start

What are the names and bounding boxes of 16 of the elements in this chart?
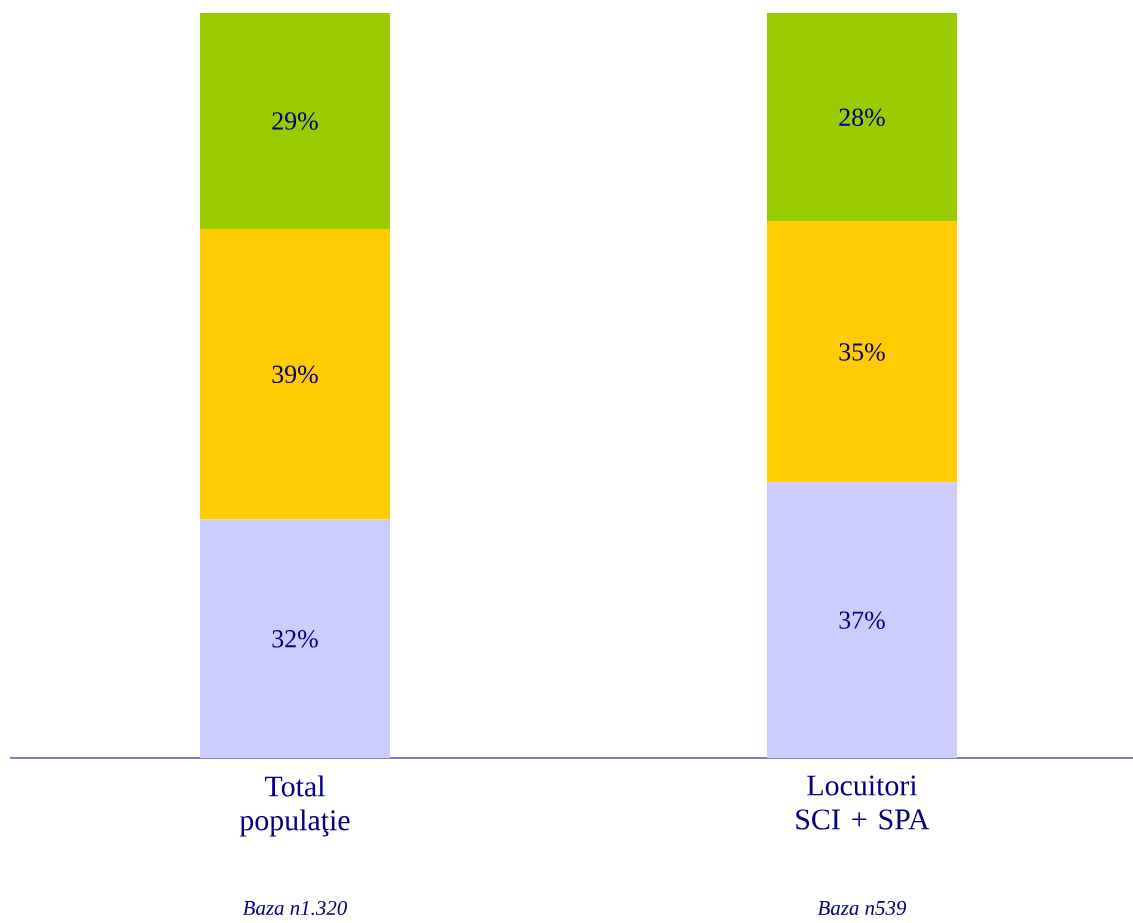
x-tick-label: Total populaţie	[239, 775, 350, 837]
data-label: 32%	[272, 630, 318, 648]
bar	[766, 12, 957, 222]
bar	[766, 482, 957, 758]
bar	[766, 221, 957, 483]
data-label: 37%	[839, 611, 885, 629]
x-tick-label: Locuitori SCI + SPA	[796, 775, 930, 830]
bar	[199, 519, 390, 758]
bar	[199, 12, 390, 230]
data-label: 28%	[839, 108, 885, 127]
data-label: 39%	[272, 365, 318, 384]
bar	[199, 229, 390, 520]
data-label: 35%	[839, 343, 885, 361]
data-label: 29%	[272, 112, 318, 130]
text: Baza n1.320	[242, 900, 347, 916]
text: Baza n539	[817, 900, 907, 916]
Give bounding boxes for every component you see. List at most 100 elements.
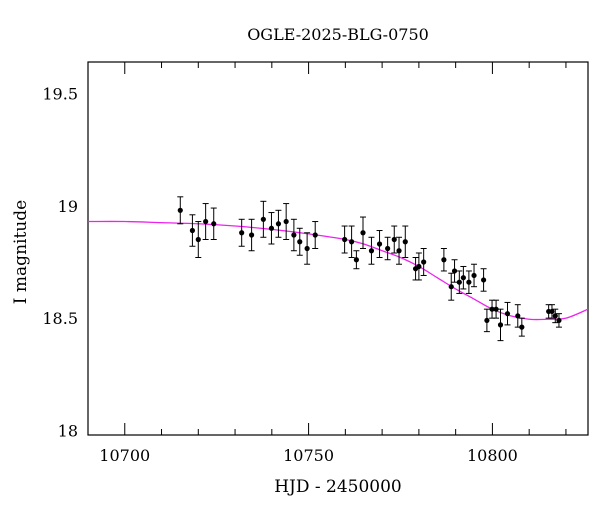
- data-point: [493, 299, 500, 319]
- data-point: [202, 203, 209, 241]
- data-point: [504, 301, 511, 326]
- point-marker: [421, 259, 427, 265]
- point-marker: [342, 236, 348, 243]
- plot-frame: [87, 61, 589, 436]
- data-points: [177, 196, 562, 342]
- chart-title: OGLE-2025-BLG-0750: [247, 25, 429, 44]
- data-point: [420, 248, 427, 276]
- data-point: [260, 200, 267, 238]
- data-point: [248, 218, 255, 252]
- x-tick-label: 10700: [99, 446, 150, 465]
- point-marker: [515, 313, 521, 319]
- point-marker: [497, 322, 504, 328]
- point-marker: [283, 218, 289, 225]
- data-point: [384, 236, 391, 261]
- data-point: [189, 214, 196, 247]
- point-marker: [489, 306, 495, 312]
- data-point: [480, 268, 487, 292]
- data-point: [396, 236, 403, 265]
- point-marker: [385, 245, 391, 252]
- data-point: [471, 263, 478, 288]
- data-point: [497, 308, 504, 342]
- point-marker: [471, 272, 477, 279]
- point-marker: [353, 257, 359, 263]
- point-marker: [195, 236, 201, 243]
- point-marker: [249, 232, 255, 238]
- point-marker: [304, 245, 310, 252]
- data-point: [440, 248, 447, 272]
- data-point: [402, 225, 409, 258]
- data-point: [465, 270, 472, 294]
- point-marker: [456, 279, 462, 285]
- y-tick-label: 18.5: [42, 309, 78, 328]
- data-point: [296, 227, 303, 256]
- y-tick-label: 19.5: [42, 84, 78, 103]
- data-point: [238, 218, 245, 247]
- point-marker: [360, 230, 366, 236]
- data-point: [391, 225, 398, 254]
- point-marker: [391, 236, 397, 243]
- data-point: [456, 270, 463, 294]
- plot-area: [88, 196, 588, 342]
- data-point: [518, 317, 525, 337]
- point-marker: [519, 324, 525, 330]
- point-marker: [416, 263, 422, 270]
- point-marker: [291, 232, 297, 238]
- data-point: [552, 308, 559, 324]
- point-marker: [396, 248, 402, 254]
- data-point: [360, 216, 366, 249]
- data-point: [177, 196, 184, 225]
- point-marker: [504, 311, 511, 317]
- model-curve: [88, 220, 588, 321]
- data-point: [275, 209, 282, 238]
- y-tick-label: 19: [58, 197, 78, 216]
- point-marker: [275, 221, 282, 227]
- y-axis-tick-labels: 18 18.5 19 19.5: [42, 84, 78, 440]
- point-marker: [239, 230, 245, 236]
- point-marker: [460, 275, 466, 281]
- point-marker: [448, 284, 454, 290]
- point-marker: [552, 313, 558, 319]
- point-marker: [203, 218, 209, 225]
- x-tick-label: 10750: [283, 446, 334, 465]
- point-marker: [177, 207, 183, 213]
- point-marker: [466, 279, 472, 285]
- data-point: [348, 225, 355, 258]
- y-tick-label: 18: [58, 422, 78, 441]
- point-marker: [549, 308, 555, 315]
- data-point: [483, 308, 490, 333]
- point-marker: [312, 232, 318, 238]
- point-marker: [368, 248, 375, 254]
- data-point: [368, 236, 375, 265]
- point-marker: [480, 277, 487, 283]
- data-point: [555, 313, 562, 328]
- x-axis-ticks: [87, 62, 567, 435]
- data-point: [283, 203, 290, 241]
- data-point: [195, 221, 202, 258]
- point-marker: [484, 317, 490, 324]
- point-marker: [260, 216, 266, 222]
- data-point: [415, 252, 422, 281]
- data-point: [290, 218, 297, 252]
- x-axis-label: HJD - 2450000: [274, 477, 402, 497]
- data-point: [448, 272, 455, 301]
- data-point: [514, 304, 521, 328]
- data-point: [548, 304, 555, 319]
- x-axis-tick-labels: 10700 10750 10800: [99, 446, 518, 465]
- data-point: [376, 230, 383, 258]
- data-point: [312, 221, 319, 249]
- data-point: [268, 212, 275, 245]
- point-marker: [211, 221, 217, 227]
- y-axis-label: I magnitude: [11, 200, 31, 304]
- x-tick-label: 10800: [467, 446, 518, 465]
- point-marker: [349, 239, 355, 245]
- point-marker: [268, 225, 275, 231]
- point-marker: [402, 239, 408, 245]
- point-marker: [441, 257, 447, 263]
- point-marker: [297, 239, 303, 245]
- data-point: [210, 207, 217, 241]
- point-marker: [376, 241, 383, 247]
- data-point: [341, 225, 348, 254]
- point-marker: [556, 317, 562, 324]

end

Given exercise.
Reproduce every row above word for word, leaving out the pictures.

Correct output.
What are the names and bounding boxes of 16 of the elements in this chart?
x-tick-label: Total populaţie	[239, 775, 350, 837]
data-label: 32%	[272, 630, 318, 648]
bar	[766, 12, 957, 222]
bar	[766, 482, 957, 758]
bar	[766, 221, 957, 483]
data-label: 37%	[839, 611, 885, 629]
x-tick-label: Locuitori SCI + SPA	[796, 775, 930, 830]
bar	[199, 519, 390, 758]
bar	[199, 12, 390, 230]
data-label: 28%	[839, 108, 885, 127]
data-label: 39%	[272, 365, 318, 384]
bar	[199, 229, 390, 520]
data-label: 35%	[839, 343, 885, 361]
data-label: 29%	[272, 112, 318, 130]
text: Baza n1.320	[242, 900, 347, 916]
text: Baza n539	[817, 900, 907, 916]
Give bounding boxes for every component you see. List at most 100 elements.
- data-point: [493, 299, 500, 319]
- data-point: [202, 203, 209, 241]
- data-point: [504, 301, 511, 326]
- point-marker: [421, 259, 427, 265]
- point-marker: [342, 236, 348, 243]
- plot-frame: [87, 61, 589, 436]
- data-points: [177, 196, 562, 342]
- chart-title: OGLE-2025-BLG-0750: [247, 25, 429, 44]
- data-point: [420, 248, 427, 276]
- data-point: [260, 200, 267, 238]
- data-point: [248, 218, 255, 252]
- x-tick-label: 10700: [99, 446, 150, 465]
- point-marker: [515, 313, 521, 319]
- point-marker: [497, 322, 504, 328]
- point-marker: [283, 218, 289, 225]
- data-point: [384, 236, 391, 261]
- data-point: [189, 214, 196, 247]
- point-marker: [489, 306, 495, 312]
- data-point: [480, 268, 487, 292]
- data-point: [396, 236, 403, 265]
- point-marker: [385, 245, 391, 252]
- data-point: [471, 263, 478, 288]
- data-point: [497, 308, 504, 342]
- point-marker: [471, 272, 477, 279]
- point-marker: [353, 257, 359, 263]
- point-marker: [195, 236, 201, 243]
- point-marker: [249, 232, 255, 238]
- point-marker: [304, 245, 310, 252]
- data-point: [440, 248, 447, 272]
- data-point: [402, 225, 409, 258]
- data-point: [465, 270, 472, 294]
- point-marker: [456, 279, 462, 285]
- y-tick-label: 18.5: [42, 309, 78, 328]
- data-point: [296, 227, 303, 256]
- y-tick-label: 19.5: [42, 84, 78, 103]
- data-point: [238, 218, 245, 247]
- point-marker: [360, 230, 366, 236]
- data-point: [391, 225, 398, 254]
- point-marker: [391, 236, 397, 243]
- data-point: [456, 270, 463, 294]
- plot-area: [88, 196, 588, 342]
- data-point: [518, 317, 525, 337]
- point-marker: [519, 324, 525, 330]
- point-marker: [416, 263, 422, 270]
- point-marker: [291, 232, 297, 238]
- data-point: [552, 308, 559, 324]
- point-marker: [396, 248, 402, 254]
- data-point: [360, 216, 366, 249]
- data-point: [177, 196, 184, 225]
- point-marker: [504, 311, 511, 317]
- model-curve: [88, 220, 588, 321]
- data-point: [275, 209, 282, 238]
- y-tick-label: 19: [58, 197, 78, 216]
- point-marker: [275, 221, 282, 227]
- y-axis-tick-labels: 18 18.5 19 19.5: [42, 84, 78, 440]
- point-marker: [239, 230, 245, 236]
- point-marker: [460, 275, 466, 281]
- point-marker: [448, 284, 454, 290]
- point-marker: [552, 313, 558, 319]
- point-marker: [203, 218, 209, 225]
- x-tick-label: 10750: [283, 446, 334, 465]
- point-marker: [177, 207, 183, 213]
- point-marker: [466, 279, 472, 285]
- data-point: [348, 225, 355, 258]
- y-tick-label: 18: [58, 422, 78, 441]
- point-marker: [549, 308, 555, 315]
- data-point: [483, 308, 490, 333]
- point-marker: [312, 232, 318, 238]
- point-marker: [368, 248, 375, 254]
- data-point: [368, 236, 375, 265]
- point-marker: [480, 277, 487, 283]
- data-point: [555, 313, 562, 328]
- x-axis-ticks: [87, 62, 567, 435]
- data-point: [283, 203, 290, 241]
- data-point: [195, 221, 202, 258]
- point-marker: [484, 317, 490, 324]
- point-marker: [260, 216, 266, 222]
- data-point: [415, 252, 422, 281]
- data-point: [290, 218, 297, 252]
- x-axis-label: HJD - 2450000: [274, 477, 402, 497]
- data-point: [448, 272, 455, 301]
- data-point: [514, 304, 521, 328]
- data-point: [548, 304, 555, 319]
- x-axis-tick-labels: 10700 10750 10800: [99, 446, 518, 465]
- data-point: [376, 230, 383, 258]
- data-point: [312, 221, 319, 249]
- data-point: [268, 212, 275, 245]
- point-marker: [211, 221, 217, 227]
- y-axis-label: I magnitude: [11, 200, 31, 304]
- x-tick-label: 10800: [467, 446, 518, 465]
- point-marker: [349, 239, 355, 245]
- point-marker: [268, 225, 275, 231]
- point-marker: [402, 239, 408, 245]
- point-marker: [441, 257, 447, 263]
- point-marker: [297, 239, 303, 245]
- data-point: [210, 207, 217, 241]
- point-marker: [376, 241, 383, 247]
- data-point: [341, 225, 348, 254]
- point-marker: [556, 317, 562, 324]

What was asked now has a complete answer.